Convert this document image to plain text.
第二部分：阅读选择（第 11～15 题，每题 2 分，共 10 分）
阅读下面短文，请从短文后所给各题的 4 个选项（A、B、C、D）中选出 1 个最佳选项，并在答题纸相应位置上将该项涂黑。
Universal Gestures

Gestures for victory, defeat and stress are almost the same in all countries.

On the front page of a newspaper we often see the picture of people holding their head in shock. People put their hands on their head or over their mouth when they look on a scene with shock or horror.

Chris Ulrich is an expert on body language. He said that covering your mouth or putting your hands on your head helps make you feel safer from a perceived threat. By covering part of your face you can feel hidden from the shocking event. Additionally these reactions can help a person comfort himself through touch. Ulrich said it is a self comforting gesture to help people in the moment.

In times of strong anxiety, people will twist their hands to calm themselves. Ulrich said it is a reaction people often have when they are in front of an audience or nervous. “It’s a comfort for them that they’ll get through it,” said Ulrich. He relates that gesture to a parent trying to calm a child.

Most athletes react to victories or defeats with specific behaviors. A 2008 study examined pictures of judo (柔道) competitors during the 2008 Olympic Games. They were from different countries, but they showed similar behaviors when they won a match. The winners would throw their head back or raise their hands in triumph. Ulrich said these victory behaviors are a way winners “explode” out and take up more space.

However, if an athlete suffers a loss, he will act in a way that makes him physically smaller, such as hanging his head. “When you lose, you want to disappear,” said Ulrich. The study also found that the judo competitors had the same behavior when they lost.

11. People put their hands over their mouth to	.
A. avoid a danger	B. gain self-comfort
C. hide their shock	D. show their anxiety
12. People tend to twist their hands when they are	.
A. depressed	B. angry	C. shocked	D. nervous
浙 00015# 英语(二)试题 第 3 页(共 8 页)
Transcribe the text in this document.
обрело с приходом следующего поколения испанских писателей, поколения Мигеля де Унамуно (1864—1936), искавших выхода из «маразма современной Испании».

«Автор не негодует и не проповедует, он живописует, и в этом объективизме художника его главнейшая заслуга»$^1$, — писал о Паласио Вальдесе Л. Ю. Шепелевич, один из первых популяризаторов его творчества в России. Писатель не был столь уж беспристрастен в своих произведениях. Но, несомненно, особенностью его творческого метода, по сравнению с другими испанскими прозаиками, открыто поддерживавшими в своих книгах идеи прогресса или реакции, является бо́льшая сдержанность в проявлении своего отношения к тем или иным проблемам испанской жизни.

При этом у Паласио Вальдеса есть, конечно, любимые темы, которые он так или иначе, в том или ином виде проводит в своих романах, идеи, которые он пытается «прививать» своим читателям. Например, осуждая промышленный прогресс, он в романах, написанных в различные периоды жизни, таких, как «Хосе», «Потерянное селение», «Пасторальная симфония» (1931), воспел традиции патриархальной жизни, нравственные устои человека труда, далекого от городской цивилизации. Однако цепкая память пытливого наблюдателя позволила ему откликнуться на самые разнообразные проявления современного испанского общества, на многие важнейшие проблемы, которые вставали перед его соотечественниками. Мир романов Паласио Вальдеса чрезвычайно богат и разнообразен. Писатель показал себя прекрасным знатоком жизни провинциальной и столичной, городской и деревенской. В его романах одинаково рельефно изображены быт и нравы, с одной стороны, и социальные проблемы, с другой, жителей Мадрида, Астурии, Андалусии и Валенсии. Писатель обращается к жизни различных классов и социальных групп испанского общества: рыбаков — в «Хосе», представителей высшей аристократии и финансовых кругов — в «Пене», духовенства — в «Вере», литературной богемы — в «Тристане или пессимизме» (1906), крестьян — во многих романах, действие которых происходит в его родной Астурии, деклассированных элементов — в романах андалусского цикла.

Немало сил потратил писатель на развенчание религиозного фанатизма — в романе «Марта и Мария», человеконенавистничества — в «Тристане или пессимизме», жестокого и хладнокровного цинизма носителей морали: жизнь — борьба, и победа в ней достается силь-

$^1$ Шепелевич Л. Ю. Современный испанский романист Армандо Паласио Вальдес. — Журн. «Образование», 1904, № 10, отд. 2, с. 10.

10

- [SET PROBLEM]
Search the lines above for the string "this" and copy each line that has it.

- [RESPONSE]
Convert this document image to plain text.
Transcribe the text in this document.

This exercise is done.